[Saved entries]
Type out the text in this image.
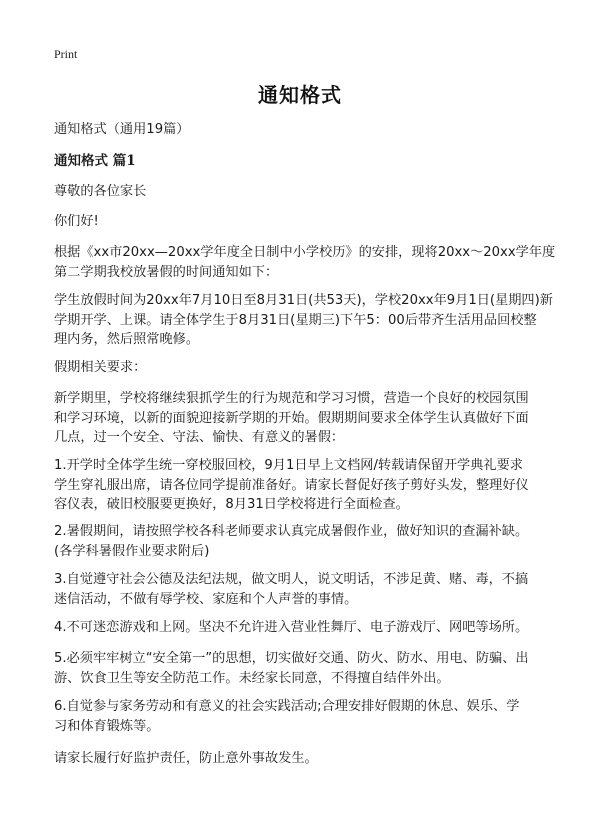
Print
通知格式
通知格式（通用19篇）
通知格式 篇1
尊敬的各位家长
你们好!
根据《xx市20xx—20xx学年度全日制中小学校历》的安排，现将20xx～20xx学年度
第二学期我校放暑假的时间通知如下：
学生放假时间为20xx年7月10日至8月31日(共53天)，学校20xx年9月1日(星期四)新
学期开学、上课。请全体学生于8月31日(星期三)下午5：00后带齐生活用品回校整
理内务，然后照常晚修。
假期相关要求：
新学期里，学校将继续狠抓学生的行为规范和学习习惯，营造一个良好的校园氛围
和学习环境，以新的面貌迎接新学期的开始。假期期间要求全体学生认真做好下面
几点，过一个安全、守法、愉快、有意义的暑假：
1.开学时全体学生统一穿校服回校，9月1日早上文档网/转载请保留开学典礼要求
学生穿礼服出席，请各位同学提前准备好。请家长督促好孩子剪好头发，整理好仪
容仪表，破旧校服要更换好，8月31日学校将进行全面检查。
2.暑假期间，请按照学校各科老师要求认真完成暑假作业，做好知识的查漏补缺。
(各学科暑假作业要求附后)
3.自觉遵守社会公德及法纪法规，做文明人，说文明话，不涉足黄、赌、毒，不搞
迷信活动，不做有辱学校、家庭和个人声誉的事情。
4.不可迷恋游戏和上网。坚决不允许进入营业性舞厅、电子游戏厅、网吧等场所。
5.必须牢牢树立“安全第一”的思想，切实做好交通、防火、防水、用电、防骗、出
游、饮食卫生等安全防范工作。未经家长同意，不得擅自结伴外出。
6.自觉参与家务劳动和有意义的社会实践活动;合理安排好假期的休息、娱乐、学
习和体育锻炼等。
请家长履行好监护责任，防止意外事故发生。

Stated task: Repeat the material above word for word, please, apart from its images.

Answer to the problem:
Type out the text in this image.
Print
通知格式
通知格式（通用19篇）
通知格式 篇1
尊敬的各位家长
你们好!
根据《xx市20xx—20xx学年度全日制中小学校历》的安排，现将20xx～20xx学年度
第二学期我校放暑假的时间通知如下：
学生放假时间为20xx年7月10日至8月31日(共53天)，学校20xx年9月1日(星期四)新
学期开学、上课。请全体学生于8月31日(星期三)下午5：00后带齐生活用品回校整
理内务，然后照常晚修。
假期相关要求：
新学期里，学校将继续狠抓学生的行为规范和学习习惯，营造一个良好的校园氛围
和学习环境，以新的面貌迎接新学期的开始。假期期间要求全体学生认真做好下面
几点，过一个安全、守法、愉快、有意义的暑假：
1.开学时全体学生统一穿校服回校，9月1日早上文档网/转载请保留开学典礼要求
学生穿礼服出席，请各位同学提前准备好。请家长督促好孩子剪好头发，整理好仪
容仪表，破旧校服要更换好，8月31日学校将进行全面检查。
2.暑假期间，请按照学校各科老师要求认真完成暑假作业，做好知识的查漏补缺。
(各学科暑假作业要求附后)
3.自觉遵守社会公德及法纪法规，做文明人，说文明话，不涉足黄、赌、毒，不搞
迷信活动，不做有辱学校、家庭和个人声誉的事情。
4.不可迷恋游戏和上网。坚决不允许进入营业性舞厅、电子游戏厅、网吧等场所。
5.必须牢牢树立“安全第一”的思想，切实做好交通、防火、防水、用电、防骗、出
游、饮食卫生等安全防范工作。未经家长同意，不得擅自结伴外出。
6.自觉参与家务劳动和有意义的社会实践活动;合理安排好假期的休息、娱乐、学
习和体育锻炼等。
请家长履行好监护责任，防止意外事故发生。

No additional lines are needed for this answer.